TASK OBJECTIVE:
Copy every line of the listing exactly.

(Extracted records)
— Begin —

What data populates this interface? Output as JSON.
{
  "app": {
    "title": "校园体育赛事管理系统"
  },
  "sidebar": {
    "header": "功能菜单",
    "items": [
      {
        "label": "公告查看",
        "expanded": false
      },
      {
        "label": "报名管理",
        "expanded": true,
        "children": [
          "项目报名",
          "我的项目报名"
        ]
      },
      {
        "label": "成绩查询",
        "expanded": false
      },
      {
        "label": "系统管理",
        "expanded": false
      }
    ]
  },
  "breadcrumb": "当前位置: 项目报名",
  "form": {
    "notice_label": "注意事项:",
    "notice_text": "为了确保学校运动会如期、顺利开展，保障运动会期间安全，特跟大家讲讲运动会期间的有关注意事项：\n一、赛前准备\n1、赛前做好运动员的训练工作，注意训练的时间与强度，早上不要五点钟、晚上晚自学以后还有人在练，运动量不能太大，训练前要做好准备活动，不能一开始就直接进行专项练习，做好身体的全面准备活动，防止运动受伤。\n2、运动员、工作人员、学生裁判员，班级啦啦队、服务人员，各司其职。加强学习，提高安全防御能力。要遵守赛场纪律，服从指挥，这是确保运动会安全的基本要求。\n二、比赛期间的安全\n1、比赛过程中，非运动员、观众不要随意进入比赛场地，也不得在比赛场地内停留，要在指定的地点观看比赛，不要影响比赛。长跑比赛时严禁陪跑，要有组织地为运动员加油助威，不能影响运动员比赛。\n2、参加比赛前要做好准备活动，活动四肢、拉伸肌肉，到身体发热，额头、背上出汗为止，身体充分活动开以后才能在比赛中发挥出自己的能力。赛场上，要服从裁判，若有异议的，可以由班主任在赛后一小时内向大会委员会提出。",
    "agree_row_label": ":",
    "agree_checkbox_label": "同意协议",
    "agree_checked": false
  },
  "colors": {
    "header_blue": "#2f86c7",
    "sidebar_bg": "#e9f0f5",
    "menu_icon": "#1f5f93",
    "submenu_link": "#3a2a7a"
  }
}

— End —

ANSWER TO THIS EXERCISE:
What data populates this interface? Output as JSON.
{
  "app": {
    "title": "校园体育赛事管理系统"
  },
  "sidebar": {
    "header": "功能菜单",
    "items": [
      {
        "label": "公告查看",
        "expanded": false
      },
      {
        "label": "报名管理",
        "expanded": true,
        "children": [
          "项目报名",
          "我的项目报名"
        ]
      },
      {
        "label": "成绩查询",
        "expanded": false
      },
      {
        "label": "系统管理",
        "expanded": false
      }
    ]
  },
  "breadcrumb": "当前位置: 项目报名",
  "form": {
    "notice_label": "注意事项:",
    "notice_text": "为了确保学校运动会如期、顺利开展，保障运动会期间安全，特跟大家讲讲运动会期间的有关注意事项：\n一、赛前准备\n1、赛前做好运动员的训练工作，注意训练的时间与强度，早上不要五点钟、晚上晚自学以后还有人在练，运动量不能太大，训练前要做好准备活动，不能一开始就直接进行专项练习，做好身体的全面准备活动，防止运动受伤。\n2、运动员、工作人员、学生裁判员，班级啦啦队、服务人员，各司其职。加强学习，提高安全防御能力。要遵守赛场纪律，服从指挥，这是确保运动会安全的基本要求。\n二、比赛期间的安全\n1、比赛过程中，非运动员、观众不要随意进入比赛场地，也不得在比赛场地内停留，要在指定的地点观看比赛，不要影响比赛。长跑比赛时严禁陪跑，要有组织地为运动员加油助威，不能影响运动员比赛。\n2、参加比赛前要做好准备活动，活动四肢、拉伸肌肉，到身体发热，额头、背上出汗为止，身体充分活动开以后才能在比赛中发挥出自己的能力。赛场上，要服从裁判，若有异议的，可以由班主任在赛后一小时内向大会委员会提出。",
    "agree_row_label": ":",
    "agree_checkbox_label": "同意协议",
    "agree_checked": false
  },
  "colors": {
    "header_blue": "#2f86c7",
    "sidebar_bg": "#e9f0f5",
    "menu_icon": "#1f5f93",
    "submenu_link": "#3a2a7a"
  }
}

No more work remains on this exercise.